* Given records *
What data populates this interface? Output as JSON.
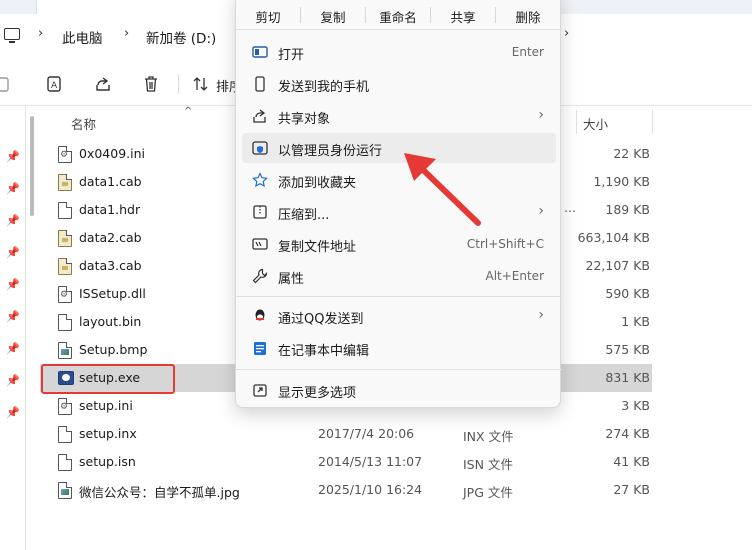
{
  "breadcrumb": {
    "items": [
      "此电脑",
      "新加卷 (D:)"
    ]
  },
  "commandbar": {
    "sort_label": "排序"
  },
  "columns": {
    "name": "名称",
    "size": "大小"
  },
  "files": [
    {
      "name": "0x0409.ini",
      "date": "",
      "type": "",
      "size": "22 KB",
      "icon": "settings-file-icon"
    },
    {
      "name": "data1.cab",
      "date": "",
      "type": "",
      "size": "1,190 KB",
      "icon": "cab-file-icon"
    },
    {
      "name": "data1.hdr",
      "date": "",
      "type": "",
      "size": "189 KB",
      "icon": "file-icon"
    },
    {
      "name": "data2.cab",
      "date": "",
      "type": "",
      "size": "663,104 KB",
      "icon": "cab-file-icon"
    },
    {
      "name": "data3.cab",
      "date": "",
      "type": "",
      "size": "22,107 KB",
      "icon": "cab-file-icon"
    },
    {
      "name": "ISSetup.dll",
      "date": "",
      "type": "",
      "size": "590 KB",
      "icon": "dll-file-icon"
    },
    {
      "name": "layout.bin",
      "date": "",
      "type": "",
      "size": "1 KB",
      "icon": "file-icon"
    },
    {
      "name": "Setup.bmp",
      "date": "",
      "type": "",
      "size": "575 KB",
      "icon": "image-file-icon"
    },
    {
      "name": "setup.exe",
      "date": "",
      "type": "",
      "size": "831 KB",
      "icon": "exe-file-icon"
    },
    {
      "name": "setup.ini",
      "date": "",
      "type": "",
      "size": "3 KB",
      "icon": "settings-file-icon"
    },
    {
      "name": "setup.inx",
      "date": "2017/7/4 20:06",
      "type": "INX 文件",
      "size": "274 KB",
      "icon": "file-icon"
    },
    {
      "name": "setup.isn",
      "date": "2014/5/13 11:07",
      "type": "ISN 文件",
      "size": "41 KB",
      "icon": "file-icon"
    },
    {
      "name": "微信公众号：自学不孤单.jpg",
      "date": "2025/1/10 16:24",
      "type": "JPG 文件",
      "size": "27 KB",
      "icon": "image-file-icon"
    }
  ],
  "context_menu": {
    "quick_actions": [
      "剪切",
      "复制",
      "重命名",
      "共享",
      "删除"
    ],
    "items": [
      {
        "label": "打开",
        "shortcut": "Enter",
        "icon": "open-icon"
      },
      {
        "label": "发送到我的手机",
        "shortcut": "",
        "icon": "phone-icon"
      },
      {
        "label": "共享对象",
        "shortcut": "",
        "icon": "share-icon",
        "submenu": true
      },
      {
        "label": "以管理员身份运行",
        "shortcut": "",
        "icon": "shield-icon",
        "hover": true
      },
      {
        "label": "添加到收藏夹",
        "shortcut": "",
        "icon": "star-icon"
      },
      {
        "label": "压缩到...",
        "shortcut": "",
        "icon": "zip-icon",
        "submenu": true
      },
      {
        "label": "复制文件地址",
        "shortcut": "Ctrl+Shift+C",
        "icon": "copy-path-icon"
      },
      {
        "label": "属性",
        "shortcut": "Alt+Enter",
        "icon": "wrench-icon"
      },
      {
        "label": "通过QQ发送到",
        "shortcut": "",
        "icon": "qq-icon",
        "submenu": true
      },
      {
        "label": "在记事本中编辑",
        "shortcut": "",
        "icon": "notepad-icon"
      },
      {
        "label": "显示更多选项",
        "shortcut": "",
        "icon": "more-options-icon"
      }
    ]
  },
  "colors": {
    "annotation_red": "#e53935",
    "selected_row": "#d6d6d6",
    "hover_item": "#ececec"
  }
}
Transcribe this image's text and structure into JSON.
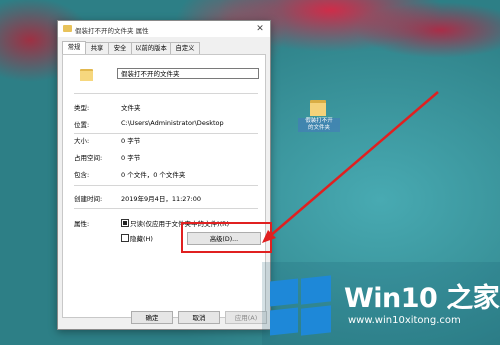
{
  "dialog": {
    "title": "假装打不开的文件夹 属性",
    "close_glyph": "✕",
    "tabs": [
      {
        "label": "常规",
        "active": true
      },
      {
        "label": "共享",
        "active": false
      },
      {
        "label": "安全",
        "active": false
      },
      {
        "label": "以前的版本",
        "active": false
      },
      {
        "label": "自定义",
        "active": false
      }
    ],
    "folder_name": "假装打不开的文件夹",
    "rows": {
      "type": {
        "label": "类型:",
        "value": "文件夹"
      },
      "location": {
        "label": "位置:",
        "value": "C:\\Users\\Administrator\\Desktop"
      },
      "size": {
        "label": "大小:",
        "value": "0 字节"
      },
      "size_on_disk": {
        "label": "占用空间:",
        "value": "0 字节"
      },
      "contains": {
        "label": "包含:",
        "value": "0 个文件，0 个文件夹"
      },
      "created": {
        "label": "创建时间:",
        "value": "2019年9月4日，11:27:00"
      }
    },
    "attributes": {
      "label": "属性:",
      "readonly": {
        "label": "只读(仅应用于文件夹中的文件)(R)",
        "checked": true
      },
      "hidden": {
        "label": "隐藏(H)",
        "checked": false
      },
      "advanced_button": "高级(D)..."
    },
    "buttons": {
      "ok": "确定",
      "cancel": "取消",
      "apply": "应用(A)"
    }
  },
  "desktop_icon": {
    "label_line1": "假装打不开",
    "label_line2": "的文件夹"
  },
  "watermark": {
    "title": "Win10 之家",
    "url": "www.win10xitong.com"
  },
  "accent_colors": {
    "highlight": "#e02020",
    "windows_blue": "#1e88d8"
  }
}
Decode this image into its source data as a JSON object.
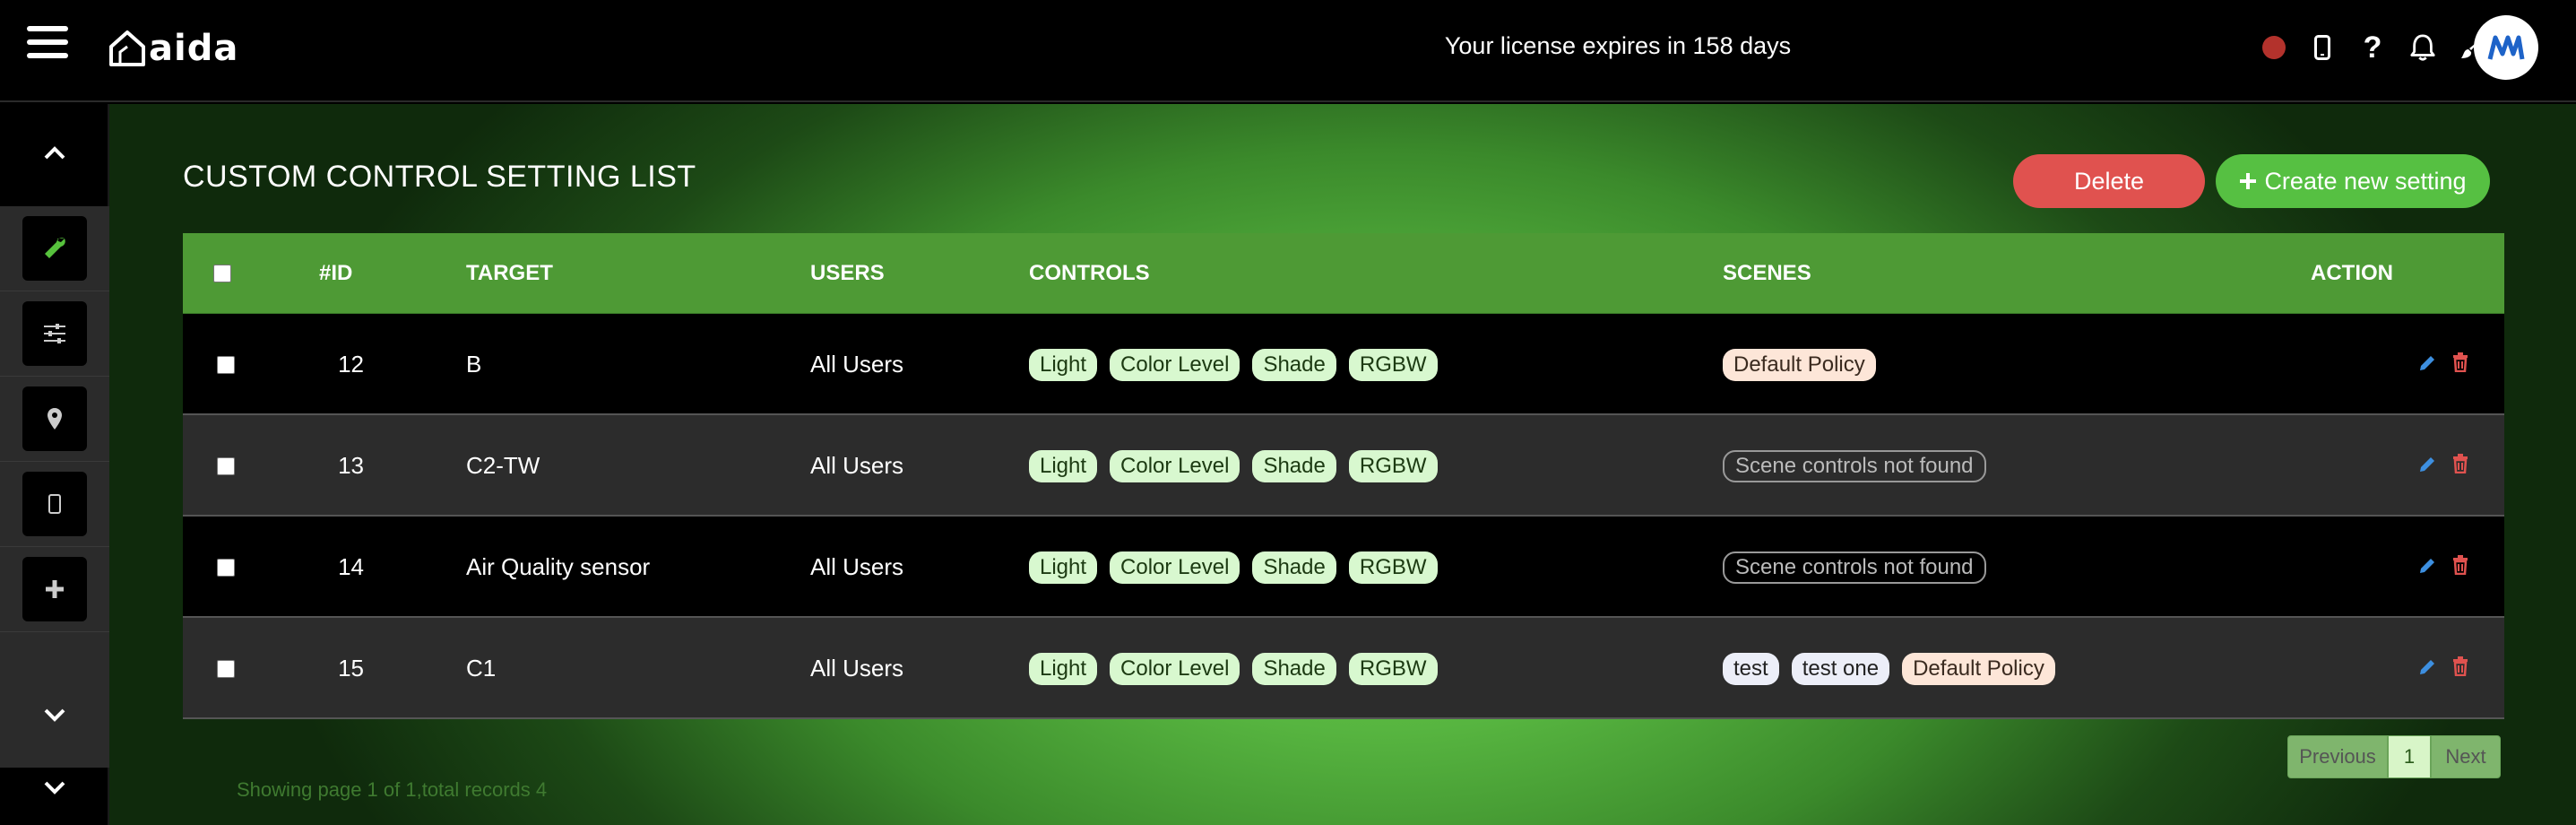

* Goal *
Skip the pictures and transcribe the rest of the records exactly.

* Exercise output *
What data populates this interface? Output as JSON.
{
  "breadcrumb": {
    "items": [
      "此电脑",
      "新加卷 (D:)"
    ]
  },
  "commandbar": {
    "sort_label": "排序"
  },
  "columns": {
    "name": "名称",
    "size": "大小"
  },
  "files": [
    {
      "name": "0x0409.ini",
      "date": "",
      "type": "",
      "size": "22 KB",
      "icon": "settings-file-icon"
    },
    {
      "name": "data1.cab",
      "date": "",
      "type": "",
      "size": "1,190 KB",
      "icon": "cab-file-icon"
    },
    {
      "name": "data1.hdr",
      "date": "",
      "type": "",
      "size": "189 KB",
      "icon": "file-icon"
    },
    {
      "name": "data2.cab",
      "date": "",
      "type": "",
      "size": "663,104 KB",
      "icon": "cab-file-icon"
    },
    {
      "name": "data3.cab",
      "date": "",
      "type": "",
      "size": "22,107 KB",
      "icon": "cab-file-icon"
    },
    {
      "name": "ISSetup.dll",
      "date": "",
      "type": "",
      "size": "590 KB",
      "icon": "dll-file-icon"
    },
    {
      "name": "layout.bin",
      "date": "",
      "type": "",
      "size": "1 KB",
      "icon": "file-icon"
    },
    {
      "name": "Setup.bmp",
      "date": "",
      "type": "",
      "size": "575 KB",
      "icon": "image-file-icon"
    },
    {
      "name": "setup.exe",
      "date": "",
      "type": "",
      "size": "831 KB",
      "icon": "exe-file-icon"
    },
    {
      "name": "setup.ini",
      "date": "",
      "type": "",
      "size": "3 KB",
      "icon": "settings-file-icon"
    },
    {
      "name": "setup.inx",
      "date": "2017/7/4 20:06",
      "type": "INX 文件",
      "size": "274 KB",
      "icon": "file-icon"
    },
    {
      "name": "setup.isn",
      "date": "2014/5/13 11:07",
      "type": "ISN 文件",
      "size": "41 KB",
      "icon": "file-icon"
    },
    {
      "name": "微信公众号：自学不孤单.jpg",
      "date": "2025/1/10 16:24",
      "type": "JPG 文件",
      "size": "27 KB",
      "icon": "image-file-icon"
    }
  ],
  "context_menu": {
    "quick_actions": [
      "剪切",
      "复制",
      "重命名",
      "共享",
      "删除"
    ],
    "items": [
      {
        "label": "打开",
        "shortcut": "Enter",
        "icon": "open-icon"
      },
      {
        "label": "发送到我的手机",
        "shortcut": "",
        "icon": "phone-icon"
      },
      {
        "label": "共享对象",
        "shortcut": "",
        "icon": "share-icon",
        "submenu": true
      },
      {
        "label": "以管理员身份运行",
        "shortcut": "",
        "icon": "shield-icon",
        "hover": true
      },
      {
        "label": "添加到收藏夹",
        "shortcut": "",
        "icon": "star-icon"
      },
      {
        "label": "压缩到...",
        "shortcut": "",
        "icon": "zip-icon",
        "submenu": true
      },
      {
        "label": "复制文件地址",
        "shortcut": "Ctrl+Shift+C",
        "icon": "copy-path-icon"
      },
      {
        "label": "属性",
        "shortcut": "Alt+Enter",
        "icon": "wrench-icon"
      },
      {
        "label": "通过QQ发送到",
        "shortcut": "",
        "icon": "qq-icon",
        "submenu": true
      },
      {
        "label": "在记事本中编辑",
        "shortcut": "",
        "icon": "notepad-icon"
      },
      {
        "label": "显示更多选项",
        "shortcut": "",
        "icon": "more-options-icon"
      }
    ]
  },
  "colors": {
    "annotation_red": "#e53935",
    "selected_row": "#d6d6d6",
    "hover_item": "#ececec"
  }
}
Transcribe this image's text and structure into JSON.
{
  "dialog": {
    "title": "假装打不开的文件夹 属性",
    "close_glyph": "✕",
    "tabs": [
      {
        "label": "常规",
        "active": true
      },
      {
        "label": "共享",
        "active": false
      },
      {
        "label": "安全",
        "active": false
      },
      {
        "label": "以前的版本",
        "active": false
      },
      {
        "label": "自定义",
        "active": false
      }
    ],
    "folder_name": "假装打不开的文件夹",
    "rows": {
      "type": {
        "label": "类型:",
        "value": "文件夹"
      },
      "location": {
        "label": "位置:",
        "value": "C:\\Users\\Administrator\\Desktop"
      },
      "size": {
        "label": "大小:",
        "value": "0 字节"
      },
      "size_on_disk": {
        "label": "占用空间:",
        "value": "0 字节"
      },
      "contains": {
        "label": "包含:",
        "value": "0 个文件，0 个文件夹"
      },
      "created": {
        "label": "创建时间:",
        "value": "2019年9月4日，11:27:00"
      }
    },
    "attributes": {
      "label": "属性:",
      "readonly": {
        "label": "只读(仅应用于文件夹中的文件)(R)",
        "checked": true
      },
      "hidden": {
        "label": "隐藏(H)",
        "checked": false
      },
      "advanced_button": "高级(D)..."
    },
    "buttons": {
      "ok": "确定",
      "cancel": "取消",
      "apply": "应用(A)"
    }
  },
  "desktop_icon": {
    "label_line1": "假装打不开",
    "label_line2": "的文件夹"
  },
  "watermark": {
    "title": "Win10 之家",
    "url": "www.win10xitong.com"
  },
  "accent_colors": {
    "highlight": "#e02020",
    "windows_blue": "#1e88d8"
  }
}
Decode this image into its source data as a JSON object.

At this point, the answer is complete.